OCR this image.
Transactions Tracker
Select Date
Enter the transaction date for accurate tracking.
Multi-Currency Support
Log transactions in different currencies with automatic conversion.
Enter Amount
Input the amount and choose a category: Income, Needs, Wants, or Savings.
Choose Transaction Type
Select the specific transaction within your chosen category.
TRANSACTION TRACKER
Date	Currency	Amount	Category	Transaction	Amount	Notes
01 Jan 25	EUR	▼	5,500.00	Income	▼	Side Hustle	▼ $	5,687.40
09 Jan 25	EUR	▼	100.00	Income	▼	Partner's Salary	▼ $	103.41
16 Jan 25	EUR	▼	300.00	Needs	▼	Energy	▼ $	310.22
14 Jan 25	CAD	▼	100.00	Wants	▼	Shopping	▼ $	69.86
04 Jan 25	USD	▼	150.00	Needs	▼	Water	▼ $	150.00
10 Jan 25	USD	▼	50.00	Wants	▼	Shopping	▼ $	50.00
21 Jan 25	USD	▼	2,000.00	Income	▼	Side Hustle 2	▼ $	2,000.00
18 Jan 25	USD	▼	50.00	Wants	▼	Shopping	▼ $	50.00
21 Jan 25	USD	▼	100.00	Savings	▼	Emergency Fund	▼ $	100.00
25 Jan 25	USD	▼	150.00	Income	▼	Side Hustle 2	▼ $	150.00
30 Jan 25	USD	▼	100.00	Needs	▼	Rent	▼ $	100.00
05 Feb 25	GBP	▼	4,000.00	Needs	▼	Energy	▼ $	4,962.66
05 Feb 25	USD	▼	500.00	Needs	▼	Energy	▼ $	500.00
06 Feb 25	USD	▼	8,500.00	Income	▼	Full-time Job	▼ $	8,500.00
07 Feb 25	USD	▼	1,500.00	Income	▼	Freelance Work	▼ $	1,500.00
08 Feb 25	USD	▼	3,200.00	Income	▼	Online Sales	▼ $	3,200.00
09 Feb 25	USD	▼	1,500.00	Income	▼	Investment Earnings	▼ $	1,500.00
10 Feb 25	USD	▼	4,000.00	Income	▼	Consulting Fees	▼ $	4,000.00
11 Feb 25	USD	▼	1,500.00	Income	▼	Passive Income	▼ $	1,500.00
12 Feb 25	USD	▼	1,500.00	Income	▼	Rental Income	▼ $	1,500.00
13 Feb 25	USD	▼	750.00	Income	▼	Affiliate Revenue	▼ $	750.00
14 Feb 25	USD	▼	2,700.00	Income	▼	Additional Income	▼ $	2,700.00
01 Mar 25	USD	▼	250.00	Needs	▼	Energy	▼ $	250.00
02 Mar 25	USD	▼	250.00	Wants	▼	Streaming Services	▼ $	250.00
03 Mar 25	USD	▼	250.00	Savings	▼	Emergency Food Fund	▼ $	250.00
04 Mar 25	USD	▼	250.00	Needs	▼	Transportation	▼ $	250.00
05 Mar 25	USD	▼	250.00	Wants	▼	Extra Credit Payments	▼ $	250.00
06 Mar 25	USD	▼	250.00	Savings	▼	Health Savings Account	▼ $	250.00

^^^^

■ EXERCISE INSTRUCTIONS ■
Where a line in the entries holds "Wants", copy that line.

■ OUTPUT OF THE EXERCISE ■
Input the amount and choose a category: Income, Needs, Wants, or Savings.
14 Jan 25	CAD	▼	100.00	Wants	▼	Shopping	▼ $	69.86
10 Jan 25	USD	▼	50.00	Wants	▼	Shopping	▼ $	50.00
18 Jan 25	USD	▼	50.00	Wants	▼	Shopping	▼ $	50.00
02 Mar 25	USD	▼	250.00	Wants	▼	Streaming Services	▼ $	250.00
05 Mar 25	USD	▼	250.00	Wants	▼	Extra Credit Payments	▼ $	250.00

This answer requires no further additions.